RECORD SET |

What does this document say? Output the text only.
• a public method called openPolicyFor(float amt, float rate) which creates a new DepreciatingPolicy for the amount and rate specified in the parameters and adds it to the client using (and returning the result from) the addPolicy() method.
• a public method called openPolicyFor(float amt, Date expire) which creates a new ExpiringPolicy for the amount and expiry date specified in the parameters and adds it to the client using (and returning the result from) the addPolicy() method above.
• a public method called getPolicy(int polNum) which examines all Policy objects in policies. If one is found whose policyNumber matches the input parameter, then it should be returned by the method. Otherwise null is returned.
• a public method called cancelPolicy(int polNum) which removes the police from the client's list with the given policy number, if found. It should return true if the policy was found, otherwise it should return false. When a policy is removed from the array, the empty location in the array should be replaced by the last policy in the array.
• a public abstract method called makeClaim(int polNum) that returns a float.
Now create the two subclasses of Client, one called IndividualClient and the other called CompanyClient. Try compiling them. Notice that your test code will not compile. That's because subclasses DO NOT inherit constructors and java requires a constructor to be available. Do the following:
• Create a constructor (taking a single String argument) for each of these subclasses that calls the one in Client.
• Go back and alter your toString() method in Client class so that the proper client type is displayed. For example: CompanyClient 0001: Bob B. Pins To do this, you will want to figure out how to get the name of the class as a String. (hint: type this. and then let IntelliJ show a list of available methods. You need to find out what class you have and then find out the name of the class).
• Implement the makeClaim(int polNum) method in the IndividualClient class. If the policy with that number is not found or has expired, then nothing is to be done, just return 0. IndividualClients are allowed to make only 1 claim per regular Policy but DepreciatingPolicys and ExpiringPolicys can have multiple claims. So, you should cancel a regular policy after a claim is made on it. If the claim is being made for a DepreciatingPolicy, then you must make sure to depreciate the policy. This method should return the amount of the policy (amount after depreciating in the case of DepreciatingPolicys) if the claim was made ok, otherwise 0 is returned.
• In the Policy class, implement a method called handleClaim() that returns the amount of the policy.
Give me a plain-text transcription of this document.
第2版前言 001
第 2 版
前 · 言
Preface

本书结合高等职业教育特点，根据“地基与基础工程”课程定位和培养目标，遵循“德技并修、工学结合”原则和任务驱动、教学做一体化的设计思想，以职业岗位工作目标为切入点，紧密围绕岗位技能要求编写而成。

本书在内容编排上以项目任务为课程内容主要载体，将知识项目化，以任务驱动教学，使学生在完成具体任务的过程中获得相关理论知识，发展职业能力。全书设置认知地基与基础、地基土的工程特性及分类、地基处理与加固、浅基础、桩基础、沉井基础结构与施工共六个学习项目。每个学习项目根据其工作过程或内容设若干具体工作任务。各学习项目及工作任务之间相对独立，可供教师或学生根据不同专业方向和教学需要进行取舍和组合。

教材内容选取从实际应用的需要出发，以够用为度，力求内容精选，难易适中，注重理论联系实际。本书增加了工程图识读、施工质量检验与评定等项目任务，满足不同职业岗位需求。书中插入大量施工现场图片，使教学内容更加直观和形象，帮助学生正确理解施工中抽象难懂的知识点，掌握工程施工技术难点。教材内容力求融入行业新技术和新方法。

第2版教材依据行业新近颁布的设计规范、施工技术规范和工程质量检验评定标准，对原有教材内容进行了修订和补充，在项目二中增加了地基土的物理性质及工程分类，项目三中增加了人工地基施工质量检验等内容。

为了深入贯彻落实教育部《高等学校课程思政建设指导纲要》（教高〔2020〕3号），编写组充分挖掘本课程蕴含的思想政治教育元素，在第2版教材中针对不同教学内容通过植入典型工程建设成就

GOAL |
Repeat, character for character, the lines from the one that holds "Give me a plain-text" to the final line of the material, inclusive, and no other lines.

WRITTEN ANSWER |
Give me a plain-text transcription of this document.
第2版前言 001
第 2 版
前 · 言
Preface

本书结合高等职业教育特点，根据“地基与基础工程”课程定位和培养目标，遵循“德技并修、工学结合”原则和任务驱动、教学做一体化的设计思想，以职业岗位工作目标为切入点，紧密围绕岗位技能要求编写而成。

本书在内容编排上以项目任务为课程内容主要载体，将知识项目化，以任务驱动教学，使学生在完成具体任务的过程中获得相关理论知识，发展职业能力。全书设置认知地基与基础、地基土的工程特性及分类、地基处理与加固、浅基础、桩基础、沉井基础结构与施工共六个学习项目。每个学习项目根据其工作过程或内容设若干具体工作任务。各学习项目及工作任务之间相对独立，可供教师或学生根据不同专业方向和教学需要进行取舍和组合。

教材内容选取从实际应用的需要出发，以够用为度，力求内容精选，难易适中，注重理论联系实际。本书增加了工程图识读、施工质量检验与评定等项目任务，满足不同职业岗位需求。书中插入大量施工现场图片，使教学内容更加直观和形象，帮助学生正确理解施工中抽象难懂的知识点，掌握工程施工技术难点。教材内容力求融入行业新技术和新方法。

第2版教材依据行业新近颁布的设计规范、施工技术规范和工程质量检验评定标准，对原有教材内容进行了修订和补充，在项目二中增加了地基土的物理性质及工程分类，项目三中增加了人工地基施工质量检验等内容。

为了深入贯彻落实教育部《高等学校课程思政建设指导纲要》（教高〔2020〕3号），编写组充分挖掘本课程蕴含的思想政治教育元素，在第2版教材中针对不同教学内容通过植入典型工程建设成就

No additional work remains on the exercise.